| Work instructions |
Can you print every record below exactly as written?

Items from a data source

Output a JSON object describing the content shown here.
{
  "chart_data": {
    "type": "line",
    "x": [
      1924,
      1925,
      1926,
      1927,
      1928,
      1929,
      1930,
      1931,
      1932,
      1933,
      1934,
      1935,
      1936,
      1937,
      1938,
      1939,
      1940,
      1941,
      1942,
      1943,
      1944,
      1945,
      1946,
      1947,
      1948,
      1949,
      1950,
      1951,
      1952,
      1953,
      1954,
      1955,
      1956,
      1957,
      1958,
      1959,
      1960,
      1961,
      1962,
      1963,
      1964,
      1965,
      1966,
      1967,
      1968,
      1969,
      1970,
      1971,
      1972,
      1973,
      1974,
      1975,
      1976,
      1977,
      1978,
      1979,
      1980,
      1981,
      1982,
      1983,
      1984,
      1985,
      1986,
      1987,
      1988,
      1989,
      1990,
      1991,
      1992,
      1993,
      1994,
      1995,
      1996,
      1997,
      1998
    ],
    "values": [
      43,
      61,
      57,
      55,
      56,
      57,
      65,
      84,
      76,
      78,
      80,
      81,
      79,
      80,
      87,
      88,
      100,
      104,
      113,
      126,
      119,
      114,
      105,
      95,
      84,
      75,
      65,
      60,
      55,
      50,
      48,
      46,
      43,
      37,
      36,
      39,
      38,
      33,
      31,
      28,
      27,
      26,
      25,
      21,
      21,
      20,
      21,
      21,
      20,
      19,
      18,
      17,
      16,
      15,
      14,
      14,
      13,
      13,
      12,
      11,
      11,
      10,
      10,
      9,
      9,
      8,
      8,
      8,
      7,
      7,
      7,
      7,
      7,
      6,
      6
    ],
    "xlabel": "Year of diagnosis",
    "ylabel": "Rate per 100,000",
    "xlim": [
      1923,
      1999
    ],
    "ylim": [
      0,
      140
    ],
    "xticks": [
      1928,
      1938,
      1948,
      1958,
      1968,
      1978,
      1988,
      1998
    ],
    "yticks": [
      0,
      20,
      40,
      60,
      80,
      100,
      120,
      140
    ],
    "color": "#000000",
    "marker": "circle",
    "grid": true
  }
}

| Solution to this task |
Output a JSON object describing the content shown here.
{
  "chart_data": {
    "type": "line",
    "x": [
      1924,
      1925,
      1926,
      1927,
      1928,
      1929,
      1930,
      1931,
      1932,
      1933,
      1934,
      1935,
      1936,
      1937,
      1938,
      1939,
      1940,
      1941,
      1942,
      1943,
      1944,
      1945,
      1946,
      1947,
      1948,
      1949,
      1950,
      1951,
      1952,
      1953,
      1954,
      1955,
      1956,
      1957,
      1958,
      1959,
      1960,
      1961,
      1962,
      1963,
      1964,
      1965,
      1966,
      1967,
      1968,
      1969,
      1970,
      1971,
      1972,
      1973,
      1974,
      1975,
      1976,
      1977,
      1978,
      1979,
      1980,
      1981,
      1982,
      1983,
      1984,
      1985,
      1986,
      1987,
      1988,
      1989,
      1990,
      1991,
      1992,
      1993,
      1994,
      1995,
      1996,
      1997,
      1998
    ],
    "values": [
      43,
      61,
      57,
      55,
      56,
      57,
      65,
      84,
      76,
      78,
      80,
      81,
      79,
      80,
      87,
      88,
      100,
      104,
      113,
      126,
      119,
      114,
      105,
      95,
      84,
      75,
      65,
      60,
      55,
      50,
      48,
      46,
      43,
      37,
      36,
      39,
      38,
      33,
      31,
      28,
      27,
      26,
      25,
      21,
      21,
      20,
      21,
      21,
      20,
      19,
      18,
      17,
      16,
      15,
      14,
      14,
      13,
      13,
      12,
      11,
      11,
      10,
      10,
      9,
      9,
      8,
      8,
      8,
      7,
      7,
      7,
      7,
      7,
      6,
      6
    ],
    "xlabel": "Year of diagnosis",
    "ylabel": "Rate per 100,000",
    "xlim": [
      1923,
      1999
    ],
    "ylim": [
      0,
      140
    ],
    "xticks": [
      1928,
      1938,
      1948,
      1958,
      1968,
      1978,
      1988,
      1998
    ],
    "yticks": [
      0,
      20,
      40,
      60,
      80,
      100,
      120,
      140
    ],
    "color": "#000000",
    "marker": "circle",
    "grid": true
  }
}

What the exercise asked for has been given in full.